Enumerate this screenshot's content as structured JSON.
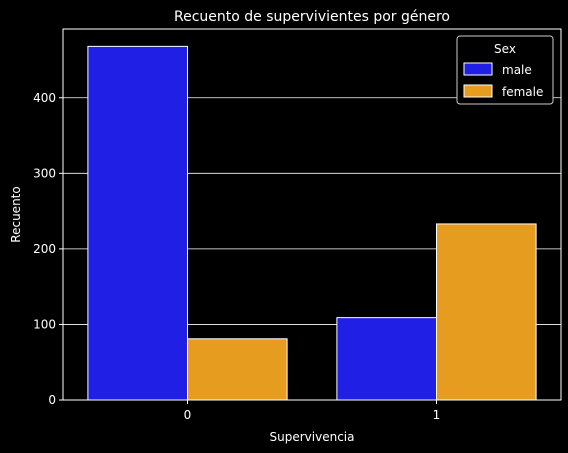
{
  "chart_data": {
    "type": "bar",
    "title": "Recuento de supervivientes por género",
    "xlabel": "Supervivencia",
    "ylabel": "Recuento",
    "categories": [
      "0",
      "1"
    ],
    "series": [
      {
        "name": "male",
        "values": [
          468,
          109
        ],
        "color": "#1f1fe6"
      },
      {
        "name": "female",
        "values": [
          81,
          233
        ],
        "color": "#e69c1f"
      }
    ],
    "ylim": [
      0,
      491
    ],
    "yticks": [
      0,
      100,
      200,
      300,
      400
    ],
    "grid": "y",
    "legend": {
      "title": "Sex",
      "position": "top-right"
    },
    "background": "#000000",
    "foreground": "#ffffff"
  }
}
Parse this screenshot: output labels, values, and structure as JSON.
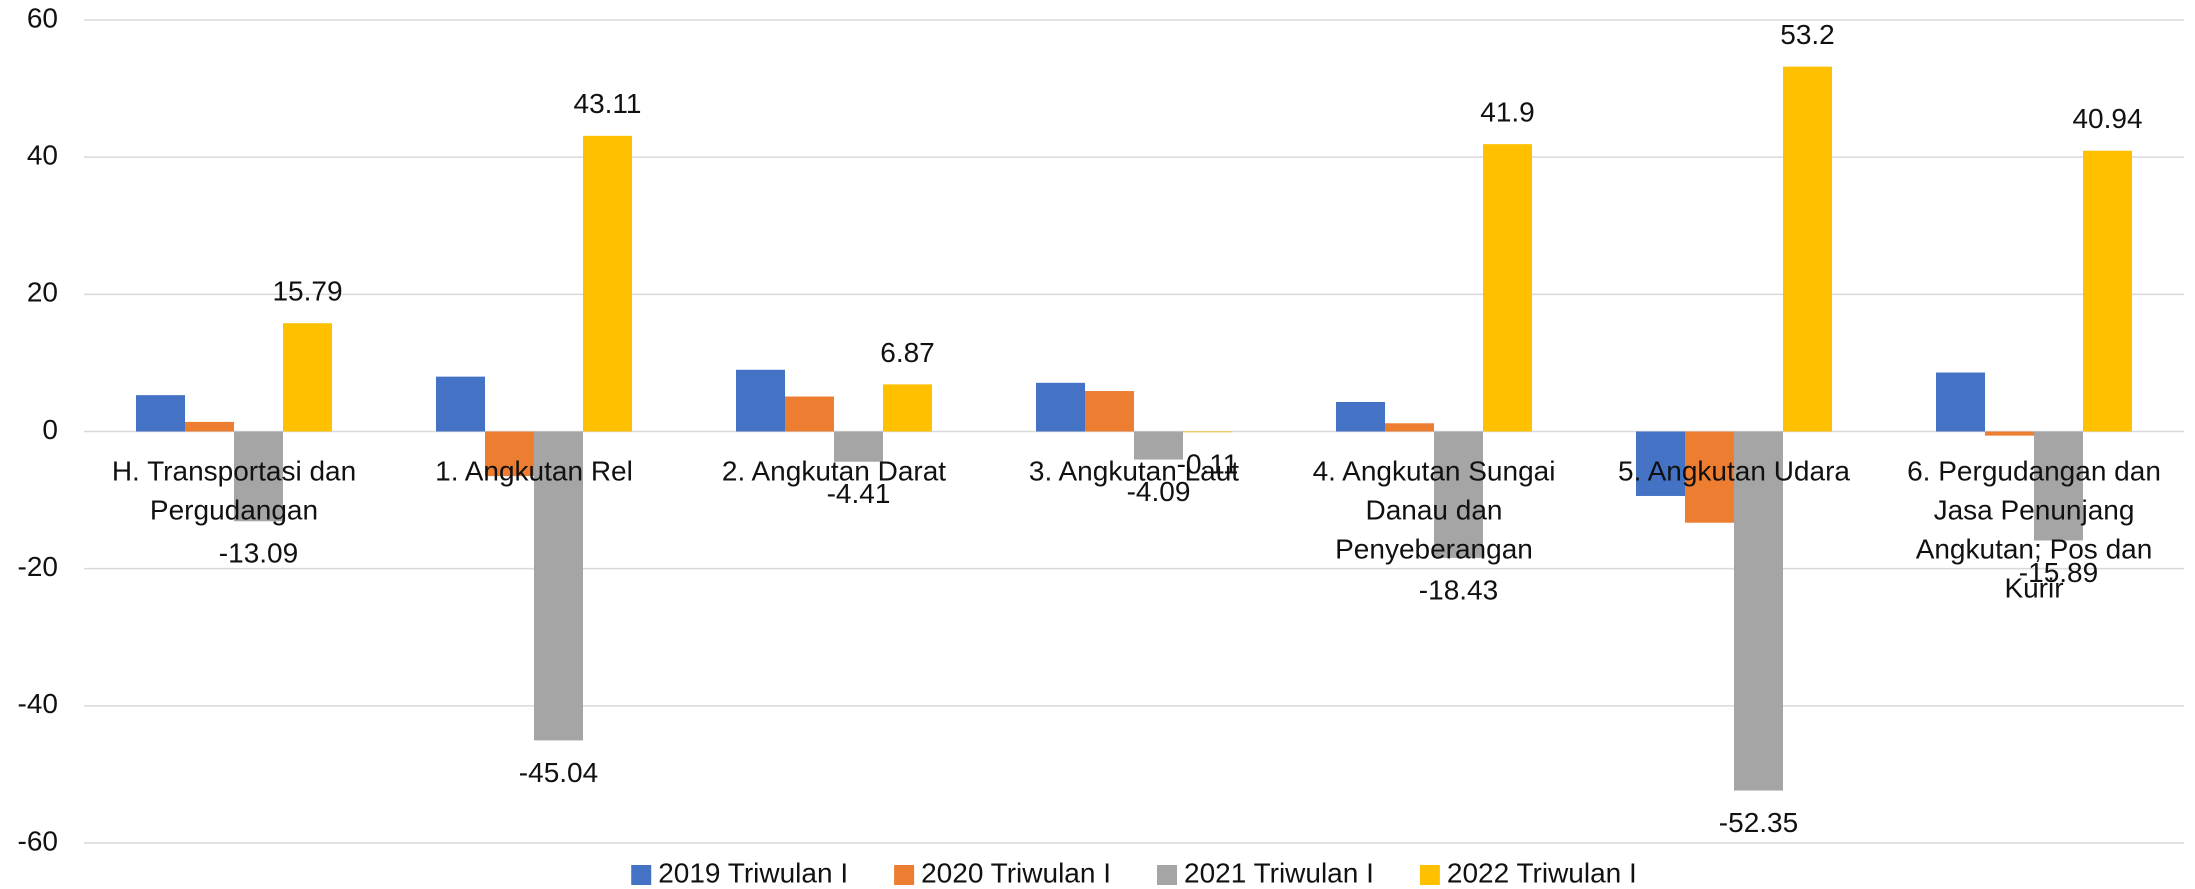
{
  "chart_data": {
    "type": "bar",
    "categories": [
      "H. Transportasi dan Pergudangan",
      "1. Angkutan Rel",
      "2. Angkutan Darat",
      "3. Angkutan Laut",
      "4. Angkutan Sungai Danau dan Penyeberangan",
      "5. Angkutan Udara",
      "6. Pergudangan dan Jasa Penunjang Angkutan; Pos dan Kurir"
    ],
    "series": [
      {
        "name": "2019 Triwulan I",
        "color": "#4472c4",
        "values": [
          5.3,
          8.0,
          9.0,
          7.1,
          4.3,
          -9.4,
          8.6
        ]
      },
      {
        "name": "2020 Triwulan I",
        "color": "#ed7d31",
        "values": [
          1.4,
          -6.5,
          5.1,
          5.9,
          1.2,
          -13.3,
          -0.6
        ]
      },
      {
        "name": "2021 Triwulan I",
        "color": "#a5a5a5",
        "values": [
          -13.09,
          -45.04,
          -4.41,
          -4.09,
          -18.43,
          -52.35,
          -15.89
        ]
      },
      {
        "name": "2022 Triwulan I",
        "color": "#ffc000",
        "values": [
          15.79,
          43.11,
          6.87,
          -0.11,
          41.9,
          53.2,
          40.94
        ]
      }
    ],
    "labeled_series": [
      2,
      3
    ],
    "ylim": [
      -60,
      60
    ],
    "yticks": [
      -60,
      -40,
      -20,
      0,
      20,
      40,
      60
    ],
    "grid": true,
    "legend": "bottom"
  }
}
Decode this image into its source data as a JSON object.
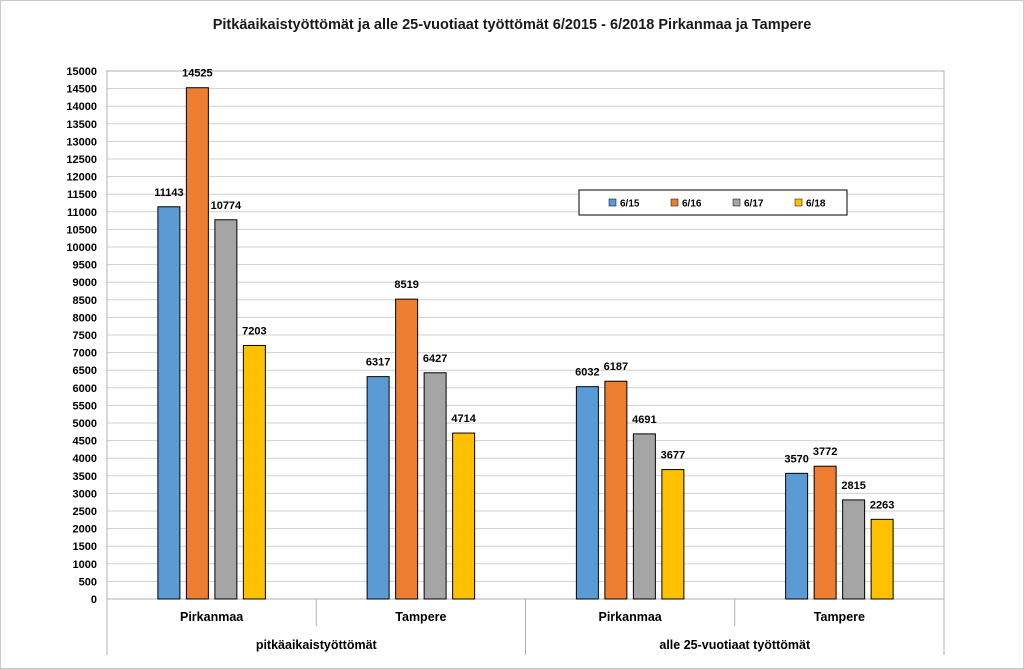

******************************

Above are the records. Copy every line in them holding "title".

    "title": "Recuento de supervivientes por género",
      "title": "Sex",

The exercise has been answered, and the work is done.